**THE PROBLEM:** Pick out every line holding the string "одного" and copy it.

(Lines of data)
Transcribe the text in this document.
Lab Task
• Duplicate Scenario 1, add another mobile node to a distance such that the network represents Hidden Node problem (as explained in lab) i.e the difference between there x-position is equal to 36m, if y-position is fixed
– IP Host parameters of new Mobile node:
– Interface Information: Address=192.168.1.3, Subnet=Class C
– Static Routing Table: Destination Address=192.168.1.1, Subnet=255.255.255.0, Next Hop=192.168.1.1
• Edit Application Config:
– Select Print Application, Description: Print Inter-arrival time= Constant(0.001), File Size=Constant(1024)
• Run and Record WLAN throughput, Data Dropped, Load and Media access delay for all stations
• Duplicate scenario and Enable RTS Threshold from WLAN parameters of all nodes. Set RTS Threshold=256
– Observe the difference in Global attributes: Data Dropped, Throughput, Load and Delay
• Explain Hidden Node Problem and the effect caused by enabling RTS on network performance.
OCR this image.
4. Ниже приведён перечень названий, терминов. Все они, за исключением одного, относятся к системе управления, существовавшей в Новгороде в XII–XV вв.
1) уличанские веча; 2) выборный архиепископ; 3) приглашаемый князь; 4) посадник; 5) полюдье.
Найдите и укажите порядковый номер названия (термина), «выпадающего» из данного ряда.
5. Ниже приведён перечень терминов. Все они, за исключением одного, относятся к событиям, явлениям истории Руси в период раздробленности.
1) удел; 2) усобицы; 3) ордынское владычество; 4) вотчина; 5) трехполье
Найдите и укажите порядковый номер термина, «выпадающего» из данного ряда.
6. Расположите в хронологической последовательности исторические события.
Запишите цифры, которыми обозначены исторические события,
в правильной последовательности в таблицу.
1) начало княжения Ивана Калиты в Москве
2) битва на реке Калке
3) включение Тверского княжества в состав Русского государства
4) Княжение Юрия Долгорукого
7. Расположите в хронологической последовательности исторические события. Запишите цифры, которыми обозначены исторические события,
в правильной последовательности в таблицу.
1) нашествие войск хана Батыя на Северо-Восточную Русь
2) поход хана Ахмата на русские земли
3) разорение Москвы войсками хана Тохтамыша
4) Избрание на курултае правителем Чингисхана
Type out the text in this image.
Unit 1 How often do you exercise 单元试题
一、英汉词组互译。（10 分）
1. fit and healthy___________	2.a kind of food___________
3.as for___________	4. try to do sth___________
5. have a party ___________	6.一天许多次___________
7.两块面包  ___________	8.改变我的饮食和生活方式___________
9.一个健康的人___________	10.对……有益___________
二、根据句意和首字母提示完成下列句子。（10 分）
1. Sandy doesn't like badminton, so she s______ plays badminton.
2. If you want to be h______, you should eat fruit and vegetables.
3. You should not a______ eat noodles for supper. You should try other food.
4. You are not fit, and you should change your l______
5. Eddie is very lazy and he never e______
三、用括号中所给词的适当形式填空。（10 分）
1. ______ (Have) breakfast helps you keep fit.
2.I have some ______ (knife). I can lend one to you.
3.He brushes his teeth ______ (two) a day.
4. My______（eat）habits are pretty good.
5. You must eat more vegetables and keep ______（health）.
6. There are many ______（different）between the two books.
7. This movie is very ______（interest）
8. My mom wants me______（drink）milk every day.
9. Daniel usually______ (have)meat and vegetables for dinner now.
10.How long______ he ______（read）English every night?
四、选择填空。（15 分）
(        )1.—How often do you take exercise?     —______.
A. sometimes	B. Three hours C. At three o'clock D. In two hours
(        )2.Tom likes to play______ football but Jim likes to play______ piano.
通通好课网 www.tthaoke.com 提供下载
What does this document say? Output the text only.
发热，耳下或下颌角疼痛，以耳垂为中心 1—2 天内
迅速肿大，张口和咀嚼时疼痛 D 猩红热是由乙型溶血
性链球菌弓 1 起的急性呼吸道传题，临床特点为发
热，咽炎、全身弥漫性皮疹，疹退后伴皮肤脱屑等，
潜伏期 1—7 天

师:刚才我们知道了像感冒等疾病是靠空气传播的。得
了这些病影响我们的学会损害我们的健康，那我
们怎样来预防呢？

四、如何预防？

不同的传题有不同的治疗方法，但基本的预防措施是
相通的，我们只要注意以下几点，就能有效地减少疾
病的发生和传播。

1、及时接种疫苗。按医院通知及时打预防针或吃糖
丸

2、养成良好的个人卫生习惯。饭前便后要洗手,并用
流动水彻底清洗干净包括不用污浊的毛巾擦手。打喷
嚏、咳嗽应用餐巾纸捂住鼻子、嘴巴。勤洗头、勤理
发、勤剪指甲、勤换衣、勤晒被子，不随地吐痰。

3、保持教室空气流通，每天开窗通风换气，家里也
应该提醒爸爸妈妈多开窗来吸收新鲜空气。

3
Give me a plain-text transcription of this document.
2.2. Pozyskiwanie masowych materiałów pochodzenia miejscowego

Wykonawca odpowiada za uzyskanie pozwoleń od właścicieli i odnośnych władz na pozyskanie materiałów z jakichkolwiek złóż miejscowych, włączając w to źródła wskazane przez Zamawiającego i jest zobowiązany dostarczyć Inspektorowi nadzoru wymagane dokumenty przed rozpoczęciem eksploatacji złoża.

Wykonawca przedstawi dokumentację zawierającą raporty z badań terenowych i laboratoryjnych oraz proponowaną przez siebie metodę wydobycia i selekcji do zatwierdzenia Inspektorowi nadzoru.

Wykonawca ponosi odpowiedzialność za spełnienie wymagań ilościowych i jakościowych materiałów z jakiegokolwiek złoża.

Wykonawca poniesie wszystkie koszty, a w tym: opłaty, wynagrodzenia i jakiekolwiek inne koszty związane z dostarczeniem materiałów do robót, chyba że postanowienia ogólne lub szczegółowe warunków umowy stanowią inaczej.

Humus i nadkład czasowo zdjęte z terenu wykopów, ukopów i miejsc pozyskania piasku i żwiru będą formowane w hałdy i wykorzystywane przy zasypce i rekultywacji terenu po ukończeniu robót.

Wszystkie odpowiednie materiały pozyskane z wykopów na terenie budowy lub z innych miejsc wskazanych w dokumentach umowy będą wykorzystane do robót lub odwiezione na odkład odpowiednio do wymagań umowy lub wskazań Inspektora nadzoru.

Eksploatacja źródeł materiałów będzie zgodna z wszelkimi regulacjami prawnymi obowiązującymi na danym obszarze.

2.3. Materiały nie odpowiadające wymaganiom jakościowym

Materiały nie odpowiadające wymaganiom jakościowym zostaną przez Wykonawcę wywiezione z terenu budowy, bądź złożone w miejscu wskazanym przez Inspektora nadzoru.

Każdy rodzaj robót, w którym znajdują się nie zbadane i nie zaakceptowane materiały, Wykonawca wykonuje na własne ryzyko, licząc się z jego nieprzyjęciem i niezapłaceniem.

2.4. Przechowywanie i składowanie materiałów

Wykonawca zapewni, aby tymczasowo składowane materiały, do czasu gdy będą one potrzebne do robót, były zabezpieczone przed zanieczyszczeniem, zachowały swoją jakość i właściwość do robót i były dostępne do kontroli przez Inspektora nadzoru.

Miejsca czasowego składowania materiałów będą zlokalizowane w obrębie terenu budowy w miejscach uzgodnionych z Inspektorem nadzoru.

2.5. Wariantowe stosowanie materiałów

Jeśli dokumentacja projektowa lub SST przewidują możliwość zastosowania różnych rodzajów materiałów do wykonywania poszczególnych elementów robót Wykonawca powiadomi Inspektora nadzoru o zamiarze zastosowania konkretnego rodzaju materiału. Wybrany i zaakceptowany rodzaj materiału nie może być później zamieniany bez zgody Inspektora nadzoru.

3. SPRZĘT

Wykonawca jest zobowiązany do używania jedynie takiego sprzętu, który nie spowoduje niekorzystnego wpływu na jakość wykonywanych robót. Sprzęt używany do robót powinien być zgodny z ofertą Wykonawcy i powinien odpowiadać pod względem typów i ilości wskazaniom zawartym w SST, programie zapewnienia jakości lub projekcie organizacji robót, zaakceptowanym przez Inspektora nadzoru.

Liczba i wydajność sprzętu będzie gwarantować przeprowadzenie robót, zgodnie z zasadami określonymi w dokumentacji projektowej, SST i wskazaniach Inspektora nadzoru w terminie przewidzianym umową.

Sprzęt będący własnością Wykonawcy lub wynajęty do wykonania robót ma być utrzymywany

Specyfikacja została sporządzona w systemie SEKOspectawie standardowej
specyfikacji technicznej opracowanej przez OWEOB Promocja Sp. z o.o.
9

**FINAL RESULT:**
4. Ниже приведён перечень названий, терминов. Все они, за исключением одного, относятся к системе управления, существовавшей в Новгороде в XII–XV вв.
5. Ниже приведён перечень терминов. Все они, за исключением одного, относятся к событиям, явлениям истории Руси в период раздробленности.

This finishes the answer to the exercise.